**Written exercise**
Copy out the listing that follows, exact in every word, and skip the images.

**Record list**
>> BEGIN

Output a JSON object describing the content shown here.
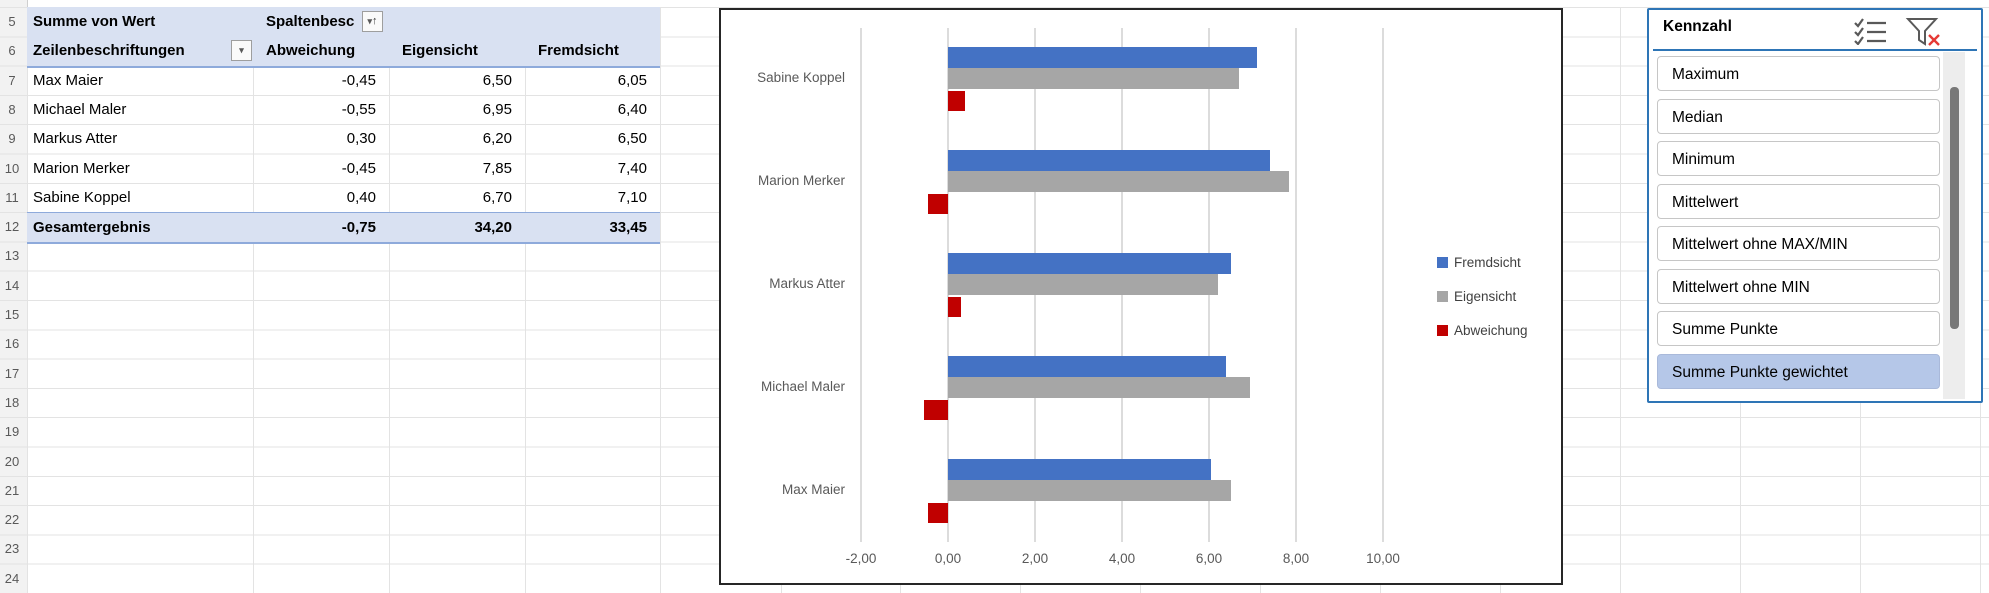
{
  "spreadsheet": {
    "row_numbers": [
      "5",
      "6",
      "7",
      "8",
      "9",
      "10",
      "11",
      "12",
      "13",
      "14",
      "15",
      "16",
      "17",
      "18",
      "19",
      "20",
      "21",
      "22",
      "23",
      "24"
    ]
  },
  "pivot_table": {
    "title_cell": "Summe von Wert",
    "column_header_cell": "Spaltenbesc",
    "column_header_sort_icon": "filter-sort-ascending-icon",
    "row_header_cell": "Zeilenbeschriftungen",
    "row_header_dropdown_icon": "dropdown-arrow-icon",
    "value_headers": [
      "Abweichung",
      "Eigensicht",
      "Fremdsicht"
    ],
    "rows": [
      {
        "label": "Max Maier",
        "values": [
          "-0,45",
          "6,50",
          "6,05"
        ]
      },
      {
        "label": "Michael Maler",
        "values": [
          "-0,55",
          "6,95",
          "6,40"
        ]
      },
      {
        "label": "Markus Atter",
        "values": [
          "0,30",
          "6,20",
          "6,50"
        ]
      },
      {
        "label": "Marion Merker",
        "values": [
          "-0,45",
          "7,85",
          "7,40"
        ]
      },
      {
        "label": "Sabine Koppel",
        "values": [
          "0,40",
          "6,70",
          "7,10"
        ]
      }
    ],
    "total_row": {
      "label": "Gesamtergebnis",
      "values": [
        "-0,75",
        "34,20",
        "33,45"
      ]
    },
    "fill_color": "#d9e1f2",
    "border_color": "#8eaadb"
  },
  "chart_data": {
    "type": "bar",
    "orientation": "horizontal",
    "category_order": "top-to-bottom",
    "categories": [
      "Sabine Koppel",
      "Marion Merker",
      "Markus Atter",
      "Michael Maler",
      "Max Maier"
    ],
    "series": [
      {
        "name": "Fremdsicht",
        "color": "#4472c4",
        "values": [
          7.1,
          7.4,
          6.5,
          6.4,
          6.05
        ]
      },
      {
        "name": "Eigensicht",
        "color": "#a6a6a6",
        "values": [
          6.7,
          7.85,
          6.2,
          6.95,
          6.5
        ]
      },
      {
        "name": "Abweichung",
        "color": "#c00000",
        "values": [
          0.4,
          -0.45,
          0.3,
          -0.55,
          -0.45
        ]
      }
    ],
    "xlim": [
      -2,
      10
    ],
    "x_tick_labels": [
      "-2,00",
      "0,00",
      "2,00",
      "4,00",
      "6,00",
      "8,00",
      "10,00"
    ],
    "x_tick_values": [
      -2,
      0,
      2,
      4,
      6,
      8,
      10
    ],
    "grid": true,
    "legend_position": "right",
    "title": ""
  },
  "slicer": {
    "title": "Kennzahl",
    "multiselect_icon": "multi-select-icon",
    "clear_filter_icon": "clear-filter-icon",
    "items": [
      {
        "label": "Maximum",
        "selected": false
      },
      {
        "label": "Median",
        "selected": false
      },
      {
        "label": "Minimum",
        "selected": false
      },
      {
        "label": "Mittelwert",
        "selected": false
      },
      {
        "label": "Mittelwert ohne MAX/MIN",
        "selected": false
      },
      {
        "label": "Mittelwert ohne MIN",
        "selected": false
      },
      {
        "label": "Summe Punkte",
        "selected": false
      },
      {
        "label": "Summe Punkte gewichtet",
        "selected": true
      }
    ],
    "selected_fill": "#b5c7e8",
    "border_color": "#2e75b6"
  }
}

>> END

**Response for this exercise**
Output a JSON object describing the content shown here.
{
  "spreadsheet": {
    "row_numbers": [
      "5",
      "6",
      "7",
      "8",
      "9",
      "10",
      "11",
      "12",
      "13",
      "14",
      "15",
      "16",
      "17",
      "18",
      "19",
      "20",
      "21",
      "22",
      "23",
      "24"
    ]
  },
  "pivot_table": {
    "title_cell": "Summe von Wert",
    "column_header_cell": "Spaltenbesc",
    "column_header_sort_icon": "filter-sort-ascending-icon",
    "row_header_cell": "Zeilenbeschriftungen",
    "row_header_dropdown_icon": "dropdown-arrow-icon",
    "value_headers": [
      "Abweichung",
      "Eigensicht",
      "Fremdsicht"
    ],
    "rows": [
      {
        "label": "Max Maier",
        "values": [
          "-0,45",
          "6,50",
          "6,05"
        ]
      },
      {
        "label": "Michael Maler",
        "values": [
          "-0,55",
          "6,95",
          "6,40"
        ]
      },
      {
        "label": "Markus Atter",
        "values": [
          "0,30",
          "6,20",
          "6,50"
        ]
      },
      {
        "label": "Marion Merker",
        "values": [
          "-0,45",
          "7,85",
          "7,40"
        ]
      },
      {
        "label": "Sabine Koppel",
        "values": [
          "0,40",
          "6,70",
          "7,10"
        ]
      }
    ],
    "total_row": {
      "label": "Gesamtergebnis",
      "values": [
        "-0,75",
        "34,20",
        "33,45"
      ]
    },
    "fill_color": "#d9e1f2",
    "border_color": "#8eaadb"
  },
  "chart_data": {
    "type": "bar",
    "orientation": "horizontal",
    "category_order": "top-to-bottom",
    "categories": [
      "Sabine Koppel",
      "Marion Merker",
      "Markus Atter",
      "Michael Maler",
      "Max Maier"
    ],
    "series": [
      {
        "name": "Fremdsicht",
        "color": "#4472c4",
        "values": [
          7.1,
          7.4,
          6.5,
          6.4,
          6.05
        ]
      },
      {
        "name": "Eigensicht",
        "color": "#a6a6a6",
        "values": [
          6.7,
          7.85,
          6.2,
          6.95,
          6.5
        ]
      },
      {
        "name": "Abweichung",
        "color": "#c00000",
        "values": [
          0.4,
          -0.45,
          0.3,
          -0.55,
          -0.45
        ]
      }
    ],
    "xlim": [
      -2,
      10
    ],
    "x_tick_labels": [
      "-2,00",
      "0,00",
      "2,00",
      "4,00",
      "6,00",
      "8,00",
      "10,00"
    ],
    "x_tick_values": [
      -2,
      0,
      2,
      4,
      6,
      8,
      10
    ],
    "grid": true,
    "legend_position": "right",
    "title": ""
  },
  "slicer": {
    "title": "Kennzahl",
    "multiselect_icon": "multi-select-icon",
    "clear_filter_icon": "clear-filter-icon",
    "items": [
      {
        "label": "Maximum",
        "selected": false
      },
      {
        "label": "Median",
        "selected": false
      },
      {
        "label": "Minimum",
        "selected": false
      },
      {
        "label": "Mittelwert",
        "selected": false
      },
      {
        "label": "Mittelwert ohne MAX/MIN",
        "selected": false
      },
      {
        "label": "Mittelwert ohne MIN",
        "selected": false
      },
      {
        "label": "Summe Punkte",
        "selected": false
      },
      {
        "label": "Summe Punkte gewichtet",
        "selected": true
      }
    ],
    "selected_fill": "#b5c7e8",
    "border_color": "#2e75b6"
  }
}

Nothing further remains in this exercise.